* Start Extracted data *
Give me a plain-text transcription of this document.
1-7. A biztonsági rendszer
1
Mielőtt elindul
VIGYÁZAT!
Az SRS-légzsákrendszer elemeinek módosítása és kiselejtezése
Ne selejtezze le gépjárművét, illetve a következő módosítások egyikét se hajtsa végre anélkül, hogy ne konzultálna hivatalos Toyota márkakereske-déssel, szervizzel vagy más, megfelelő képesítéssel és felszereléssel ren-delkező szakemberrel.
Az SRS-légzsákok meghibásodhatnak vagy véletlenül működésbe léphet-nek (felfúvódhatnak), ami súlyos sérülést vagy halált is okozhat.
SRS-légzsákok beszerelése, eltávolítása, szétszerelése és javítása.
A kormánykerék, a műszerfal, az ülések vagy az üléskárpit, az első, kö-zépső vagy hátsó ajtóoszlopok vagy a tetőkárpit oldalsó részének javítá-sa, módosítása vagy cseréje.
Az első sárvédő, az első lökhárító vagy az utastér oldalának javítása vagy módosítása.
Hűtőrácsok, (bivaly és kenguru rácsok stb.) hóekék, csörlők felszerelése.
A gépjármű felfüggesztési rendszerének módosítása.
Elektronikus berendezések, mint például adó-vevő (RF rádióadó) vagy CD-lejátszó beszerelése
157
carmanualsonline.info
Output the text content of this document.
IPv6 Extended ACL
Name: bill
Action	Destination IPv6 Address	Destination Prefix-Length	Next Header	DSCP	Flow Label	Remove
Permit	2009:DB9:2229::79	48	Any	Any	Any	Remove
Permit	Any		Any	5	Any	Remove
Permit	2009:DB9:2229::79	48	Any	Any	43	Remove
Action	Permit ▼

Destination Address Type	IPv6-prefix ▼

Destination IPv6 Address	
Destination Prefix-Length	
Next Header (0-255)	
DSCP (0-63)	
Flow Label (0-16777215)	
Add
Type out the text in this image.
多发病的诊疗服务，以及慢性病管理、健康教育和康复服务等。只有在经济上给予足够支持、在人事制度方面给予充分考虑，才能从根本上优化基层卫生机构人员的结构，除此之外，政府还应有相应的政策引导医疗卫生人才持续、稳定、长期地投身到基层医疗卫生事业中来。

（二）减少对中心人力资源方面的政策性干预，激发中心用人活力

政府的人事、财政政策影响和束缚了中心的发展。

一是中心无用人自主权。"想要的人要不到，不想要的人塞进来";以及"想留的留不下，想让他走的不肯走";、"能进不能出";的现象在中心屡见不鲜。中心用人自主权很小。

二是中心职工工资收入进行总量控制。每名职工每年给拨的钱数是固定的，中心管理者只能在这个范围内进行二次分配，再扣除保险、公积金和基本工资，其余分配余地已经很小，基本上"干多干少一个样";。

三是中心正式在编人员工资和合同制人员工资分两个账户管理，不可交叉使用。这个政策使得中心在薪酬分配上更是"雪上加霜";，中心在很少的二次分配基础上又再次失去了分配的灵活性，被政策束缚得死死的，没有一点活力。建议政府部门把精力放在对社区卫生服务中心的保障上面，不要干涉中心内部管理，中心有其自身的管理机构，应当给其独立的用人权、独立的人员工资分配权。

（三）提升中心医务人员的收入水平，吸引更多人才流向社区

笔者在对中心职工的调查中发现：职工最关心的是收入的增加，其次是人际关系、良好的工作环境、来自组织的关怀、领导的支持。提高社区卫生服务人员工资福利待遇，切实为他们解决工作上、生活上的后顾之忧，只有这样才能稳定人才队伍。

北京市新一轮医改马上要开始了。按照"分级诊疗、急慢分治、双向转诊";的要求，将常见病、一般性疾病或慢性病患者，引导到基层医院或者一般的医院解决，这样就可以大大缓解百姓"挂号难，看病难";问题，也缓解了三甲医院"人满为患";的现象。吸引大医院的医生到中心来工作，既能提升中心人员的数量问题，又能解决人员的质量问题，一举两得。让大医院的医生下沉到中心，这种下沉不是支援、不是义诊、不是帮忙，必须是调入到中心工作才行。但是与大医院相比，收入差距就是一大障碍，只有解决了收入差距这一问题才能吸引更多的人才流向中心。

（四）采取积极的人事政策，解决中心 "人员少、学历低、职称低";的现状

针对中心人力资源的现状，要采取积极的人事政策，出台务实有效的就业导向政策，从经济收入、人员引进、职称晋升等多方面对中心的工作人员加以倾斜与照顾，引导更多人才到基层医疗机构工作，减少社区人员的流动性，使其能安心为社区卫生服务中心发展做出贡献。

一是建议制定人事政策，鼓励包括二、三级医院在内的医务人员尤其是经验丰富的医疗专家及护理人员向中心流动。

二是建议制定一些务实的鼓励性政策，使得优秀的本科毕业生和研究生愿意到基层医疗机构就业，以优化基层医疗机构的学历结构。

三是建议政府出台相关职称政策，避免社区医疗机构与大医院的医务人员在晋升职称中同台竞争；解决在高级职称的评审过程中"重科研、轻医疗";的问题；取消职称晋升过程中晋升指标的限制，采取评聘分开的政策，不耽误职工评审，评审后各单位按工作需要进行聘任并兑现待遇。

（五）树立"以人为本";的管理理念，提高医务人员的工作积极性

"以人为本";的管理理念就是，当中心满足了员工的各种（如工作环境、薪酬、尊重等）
* End Extracted data *
Report how many lines in the data contain the word "Remove", with no words besides the number.

▶ [Answer to the task]: 4